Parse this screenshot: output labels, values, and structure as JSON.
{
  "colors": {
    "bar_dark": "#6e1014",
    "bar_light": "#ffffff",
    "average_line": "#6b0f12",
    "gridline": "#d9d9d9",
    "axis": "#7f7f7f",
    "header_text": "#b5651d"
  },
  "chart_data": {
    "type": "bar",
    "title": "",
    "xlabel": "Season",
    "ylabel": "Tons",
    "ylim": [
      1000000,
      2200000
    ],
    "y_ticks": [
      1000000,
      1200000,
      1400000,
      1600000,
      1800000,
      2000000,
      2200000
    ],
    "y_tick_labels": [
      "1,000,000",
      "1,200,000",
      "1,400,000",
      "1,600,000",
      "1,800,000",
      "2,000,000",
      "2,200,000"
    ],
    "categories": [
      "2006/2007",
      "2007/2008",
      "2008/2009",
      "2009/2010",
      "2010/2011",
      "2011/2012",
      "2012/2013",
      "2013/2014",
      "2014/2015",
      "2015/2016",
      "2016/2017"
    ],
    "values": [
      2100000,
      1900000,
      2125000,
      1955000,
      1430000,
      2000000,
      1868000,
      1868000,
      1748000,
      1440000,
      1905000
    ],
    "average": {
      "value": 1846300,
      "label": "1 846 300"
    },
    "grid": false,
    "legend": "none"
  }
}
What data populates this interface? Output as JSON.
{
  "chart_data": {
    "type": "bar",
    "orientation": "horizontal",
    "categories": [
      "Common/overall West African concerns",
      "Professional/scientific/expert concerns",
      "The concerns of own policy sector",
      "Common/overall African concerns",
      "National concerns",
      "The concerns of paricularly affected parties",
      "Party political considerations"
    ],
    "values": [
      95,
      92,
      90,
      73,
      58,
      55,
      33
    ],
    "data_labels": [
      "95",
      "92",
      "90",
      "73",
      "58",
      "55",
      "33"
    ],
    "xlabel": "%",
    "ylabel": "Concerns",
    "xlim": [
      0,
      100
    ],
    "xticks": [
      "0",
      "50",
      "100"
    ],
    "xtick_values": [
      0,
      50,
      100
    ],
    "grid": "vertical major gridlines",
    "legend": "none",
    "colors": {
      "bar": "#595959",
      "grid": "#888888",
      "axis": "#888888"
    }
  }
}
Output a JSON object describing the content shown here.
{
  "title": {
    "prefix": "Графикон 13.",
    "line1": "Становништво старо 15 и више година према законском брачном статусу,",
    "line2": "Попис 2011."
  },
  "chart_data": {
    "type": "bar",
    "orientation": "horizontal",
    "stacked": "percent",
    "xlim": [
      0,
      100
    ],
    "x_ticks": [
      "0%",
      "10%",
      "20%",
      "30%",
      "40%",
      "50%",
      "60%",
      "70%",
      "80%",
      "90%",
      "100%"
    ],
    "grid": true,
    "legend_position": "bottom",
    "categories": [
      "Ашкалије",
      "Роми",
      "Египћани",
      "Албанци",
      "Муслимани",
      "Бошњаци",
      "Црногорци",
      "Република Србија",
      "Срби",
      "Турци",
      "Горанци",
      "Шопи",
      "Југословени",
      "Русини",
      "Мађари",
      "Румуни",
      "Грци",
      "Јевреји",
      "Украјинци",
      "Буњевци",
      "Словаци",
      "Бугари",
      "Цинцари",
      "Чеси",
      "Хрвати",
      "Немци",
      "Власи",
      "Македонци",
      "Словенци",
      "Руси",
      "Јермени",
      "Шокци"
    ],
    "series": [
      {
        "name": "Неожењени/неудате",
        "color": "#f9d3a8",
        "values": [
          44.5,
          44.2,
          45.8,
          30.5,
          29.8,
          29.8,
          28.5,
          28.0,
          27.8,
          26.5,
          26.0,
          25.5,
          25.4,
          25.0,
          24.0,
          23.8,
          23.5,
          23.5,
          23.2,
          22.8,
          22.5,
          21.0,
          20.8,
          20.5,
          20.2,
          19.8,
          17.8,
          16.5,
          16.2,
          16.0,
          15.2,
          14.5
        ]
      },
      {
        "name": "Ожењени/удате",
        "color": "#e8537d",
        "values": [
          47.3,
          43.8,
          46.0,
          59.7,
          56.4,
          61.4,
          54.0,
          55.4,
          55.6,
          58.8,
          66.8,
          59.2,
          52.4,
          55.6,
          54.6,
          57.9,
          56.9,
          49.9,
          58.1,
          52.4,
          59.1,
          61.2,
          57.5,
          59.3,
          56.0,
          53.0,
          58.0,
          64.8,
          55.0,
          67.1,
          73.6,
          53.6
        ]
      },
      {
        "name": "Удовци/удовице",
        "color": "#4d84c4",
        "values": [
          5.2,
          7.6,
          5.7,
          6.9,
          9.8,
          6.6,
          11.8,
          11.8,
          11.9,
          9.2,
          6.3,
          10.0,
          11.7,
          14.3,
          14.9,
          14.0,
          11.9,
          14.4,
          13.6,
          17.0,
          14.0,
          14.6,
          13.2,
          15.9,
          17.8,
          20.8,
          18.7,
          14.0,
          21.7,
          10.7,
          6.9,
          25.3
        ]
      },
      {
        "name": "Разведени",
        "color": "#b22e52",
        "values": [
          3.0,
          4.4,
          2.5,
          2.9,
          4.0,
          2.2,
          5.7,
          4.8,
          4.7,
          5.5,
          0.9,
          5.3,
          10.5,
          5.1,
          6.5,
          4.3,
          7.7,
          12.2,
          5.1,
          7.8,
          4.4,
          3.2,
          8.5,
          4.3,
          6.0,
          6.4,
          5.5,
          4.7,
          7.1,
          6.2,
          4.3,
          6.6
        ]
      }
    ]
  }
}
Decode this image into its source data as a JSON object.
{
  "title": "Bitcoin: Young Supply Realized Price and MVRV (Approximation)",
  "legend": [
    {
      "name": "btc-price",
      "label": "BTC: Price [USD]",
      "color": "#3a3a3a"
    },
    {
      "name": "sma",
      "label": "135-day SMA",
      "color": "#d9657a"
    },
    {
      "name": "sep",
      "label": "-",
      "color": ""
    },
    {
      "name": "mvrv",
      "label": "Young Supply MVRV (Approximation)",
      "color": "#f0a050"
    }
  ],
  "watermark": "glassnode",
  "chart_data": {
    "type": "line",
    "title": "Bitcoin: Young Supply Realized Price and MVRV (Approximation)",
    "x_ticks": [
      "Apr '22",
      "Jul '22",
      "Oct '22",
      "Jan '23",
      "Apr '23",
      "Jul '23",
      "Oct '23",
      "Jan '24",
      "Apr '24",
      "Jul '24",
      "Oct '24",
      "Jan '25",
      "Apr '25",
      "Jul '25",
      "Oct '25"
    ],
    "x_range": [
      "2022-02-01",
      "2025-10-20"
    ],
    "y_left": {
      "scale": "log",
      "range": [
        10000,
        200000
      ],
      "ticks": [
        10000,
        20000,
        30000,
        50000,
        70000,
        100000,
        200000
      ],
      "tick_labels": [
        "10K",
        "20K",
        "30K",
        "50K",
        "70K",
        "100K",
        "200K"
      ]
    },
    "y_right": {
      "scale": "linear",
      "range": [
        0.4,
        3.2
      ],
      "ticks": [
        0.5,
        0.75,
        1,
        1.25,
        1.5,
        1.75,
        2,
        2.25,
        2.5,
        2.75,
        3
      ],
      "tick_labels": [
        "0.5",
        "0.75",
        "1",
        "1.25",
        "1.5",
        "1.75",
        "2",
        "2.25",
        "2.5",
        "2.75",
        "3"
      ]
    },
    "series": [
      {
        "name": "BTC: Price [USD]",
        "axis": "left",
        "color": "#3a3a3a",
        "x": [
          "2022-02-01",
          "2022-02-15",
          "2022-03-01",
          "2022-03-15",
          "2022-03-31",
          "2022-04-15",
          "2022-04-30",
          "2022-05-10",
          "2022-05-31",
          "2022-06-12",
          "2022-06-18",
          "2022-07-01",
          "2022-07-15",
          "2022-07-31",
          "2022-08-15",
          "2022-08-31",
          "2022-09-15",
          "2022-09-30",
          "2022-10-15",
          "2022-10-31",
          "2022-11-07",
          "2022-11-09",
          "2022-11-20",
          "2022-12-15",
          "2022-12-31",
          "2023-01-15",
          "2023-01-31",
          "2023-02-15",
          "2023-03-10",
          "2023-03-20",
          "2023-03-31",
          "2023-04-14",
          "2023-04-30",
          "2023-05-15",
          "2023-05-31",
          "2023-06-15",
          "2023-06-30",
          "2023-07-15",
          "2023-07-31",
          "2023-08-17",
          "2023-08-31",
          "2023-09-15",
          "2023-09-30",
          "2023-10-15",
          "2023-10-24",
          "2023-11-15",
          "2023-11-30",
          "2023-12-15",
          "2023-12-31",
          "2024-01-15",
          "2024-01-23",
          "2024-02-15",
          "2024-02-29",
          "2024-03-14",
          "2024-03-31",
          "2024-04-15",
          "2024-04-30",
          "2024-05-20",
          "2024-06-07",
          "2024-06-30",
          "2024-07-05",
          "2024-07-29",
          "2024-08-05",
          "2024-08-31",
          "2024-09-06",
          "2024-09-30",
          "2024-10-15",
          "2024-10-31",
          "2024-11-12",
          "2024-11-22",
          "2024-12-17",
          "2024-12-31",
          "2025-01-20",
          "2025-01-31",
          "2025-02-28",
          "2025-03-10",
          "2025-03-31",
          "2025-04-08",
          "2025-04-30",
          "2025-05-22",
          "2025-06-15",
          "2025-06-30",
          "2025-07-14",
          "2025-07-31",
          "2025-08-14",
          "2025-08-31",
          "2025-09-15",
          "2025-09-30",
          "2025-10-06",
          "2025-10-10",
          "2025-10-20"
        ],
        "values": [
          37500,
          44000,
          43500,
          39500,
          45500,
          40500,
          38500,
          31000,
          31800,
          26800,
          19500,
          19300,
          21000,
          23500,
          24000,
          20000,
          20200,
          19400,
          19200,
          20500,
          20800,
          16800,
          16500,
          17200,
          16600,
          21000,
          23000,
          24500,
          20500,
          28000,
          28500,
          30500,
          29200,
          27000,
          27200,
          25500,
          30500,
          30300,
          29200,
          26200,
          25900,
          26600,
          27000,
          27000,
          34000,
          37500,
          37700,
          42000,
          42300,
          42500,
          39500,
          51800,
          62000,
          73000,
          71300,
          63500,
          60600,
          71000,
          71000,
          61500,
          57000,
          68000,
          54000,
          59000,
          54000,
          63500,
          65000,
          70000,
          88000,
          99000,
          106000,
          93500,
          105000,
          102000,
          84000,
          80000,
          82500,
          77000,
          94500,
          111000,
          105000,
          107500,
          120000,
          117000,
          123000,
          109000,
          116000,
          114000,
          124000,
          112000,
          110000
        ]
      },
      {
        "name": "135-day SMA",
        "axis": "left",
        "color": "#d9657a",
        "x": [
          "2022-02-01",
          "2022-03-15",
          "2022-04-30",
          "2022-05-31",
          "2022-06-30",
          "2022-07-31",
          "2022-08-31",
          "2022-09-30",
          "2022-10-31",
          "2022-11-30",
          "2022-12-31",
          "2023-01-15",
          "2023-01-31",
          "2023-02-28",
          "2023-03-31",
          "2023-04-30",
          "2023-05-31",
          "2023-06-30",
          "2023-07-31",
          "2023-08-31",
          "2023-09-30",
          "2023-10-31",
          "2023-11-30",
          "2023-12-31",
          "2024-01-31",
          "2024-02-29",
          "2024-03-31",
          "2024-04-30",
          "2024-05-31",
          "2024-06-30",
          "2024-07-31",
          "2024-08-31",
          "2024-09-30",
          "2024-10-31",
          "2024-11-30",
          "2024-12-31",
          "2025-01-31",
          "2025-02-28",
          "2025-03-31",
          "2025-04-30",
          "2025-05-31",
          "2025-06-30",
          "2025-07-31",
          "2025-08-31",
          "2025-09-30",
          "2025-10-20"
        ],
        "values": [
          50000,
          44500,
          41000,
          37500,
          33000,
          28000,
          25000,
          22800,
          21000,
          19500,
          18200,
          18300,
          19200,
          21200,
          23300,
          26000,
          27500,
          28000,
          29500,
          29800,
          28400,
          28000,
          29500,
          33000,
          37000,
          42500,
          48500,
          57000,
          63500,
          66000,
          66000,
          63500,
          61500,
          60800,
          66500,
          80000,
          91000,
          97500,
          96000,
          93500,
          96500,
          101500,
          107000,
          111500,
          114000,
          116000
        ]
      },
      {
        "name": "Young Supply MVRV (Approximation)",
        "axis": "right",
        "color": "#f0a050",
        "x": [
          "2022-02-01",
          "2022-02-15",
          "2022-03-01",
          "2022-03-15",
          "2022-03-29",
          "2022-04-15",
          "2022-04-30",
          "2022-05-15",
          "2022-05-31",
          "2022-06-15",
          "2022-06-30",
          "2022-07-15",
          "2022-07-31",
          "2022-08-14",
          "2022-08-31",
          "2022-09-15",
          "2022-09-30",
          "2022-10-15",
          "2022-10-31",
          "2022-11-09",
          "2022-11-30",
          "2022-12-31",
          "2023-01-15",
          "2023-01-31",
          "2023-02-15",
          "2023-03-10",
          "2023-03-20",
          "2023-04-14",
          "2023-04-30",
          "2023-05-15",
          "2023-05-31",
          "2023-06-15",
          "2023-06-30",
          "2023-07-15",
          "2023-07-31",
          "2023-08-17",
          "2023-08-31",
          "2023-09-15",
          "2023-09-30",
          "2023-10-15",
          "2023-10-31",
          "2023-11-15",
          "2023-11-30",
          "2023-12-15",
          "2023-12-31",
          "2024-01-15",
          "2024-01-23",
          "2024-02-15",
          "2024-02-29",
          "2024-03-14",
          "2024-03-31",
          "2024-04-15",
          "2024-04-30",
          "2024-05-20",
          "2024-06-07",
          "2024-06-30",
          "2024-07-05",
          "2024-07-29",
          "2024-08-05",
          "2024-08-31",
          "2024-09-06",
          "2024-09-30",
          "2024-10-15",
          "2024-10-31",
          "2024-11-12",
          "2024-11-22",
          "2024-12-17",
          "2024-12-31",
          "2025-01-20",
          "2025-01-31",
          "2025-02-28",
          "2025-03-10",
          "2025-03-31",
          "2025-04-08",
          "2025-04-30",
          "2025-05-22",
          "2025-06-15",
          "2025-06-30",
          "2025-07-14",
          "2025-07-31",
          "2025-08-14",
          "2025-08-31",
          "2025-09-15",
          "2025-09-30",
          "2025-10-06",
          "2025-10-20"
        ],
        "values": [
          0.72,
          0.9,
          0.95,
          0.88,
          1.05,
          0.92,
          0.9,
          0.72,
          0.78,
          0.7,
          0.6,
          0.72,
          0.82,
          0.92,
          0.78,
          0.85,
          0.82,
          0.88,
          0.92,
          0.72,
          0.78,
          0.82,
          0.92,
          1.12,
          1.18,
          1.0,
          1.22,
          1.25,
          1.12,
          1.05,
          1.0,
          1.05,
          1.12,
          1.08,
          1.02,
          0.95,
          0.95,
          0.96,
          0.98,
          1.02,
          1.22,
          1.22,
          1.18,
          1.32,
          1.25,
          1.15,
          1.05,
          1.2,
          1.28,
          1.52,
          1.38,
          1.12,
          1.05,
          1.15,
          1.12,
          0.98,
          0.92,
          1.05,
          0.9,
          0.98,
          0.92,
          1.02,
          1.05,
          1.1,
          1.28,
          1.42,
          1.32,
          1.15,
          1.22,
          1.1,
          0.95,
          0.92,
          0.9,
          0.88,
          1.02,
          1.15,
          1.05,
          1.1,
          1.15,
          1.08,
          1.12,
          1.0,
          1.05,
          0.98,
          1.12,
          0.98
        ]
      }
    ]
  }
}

• • • •

Look for the word "Bitcoin" and return every line where it occurs.

  "title": "Bitcoin: Young Supply Realized Price and MVRV (Approximation)",
    "title": "Bitcoin: Young Supply Realized Price and MVRV (Approximation)",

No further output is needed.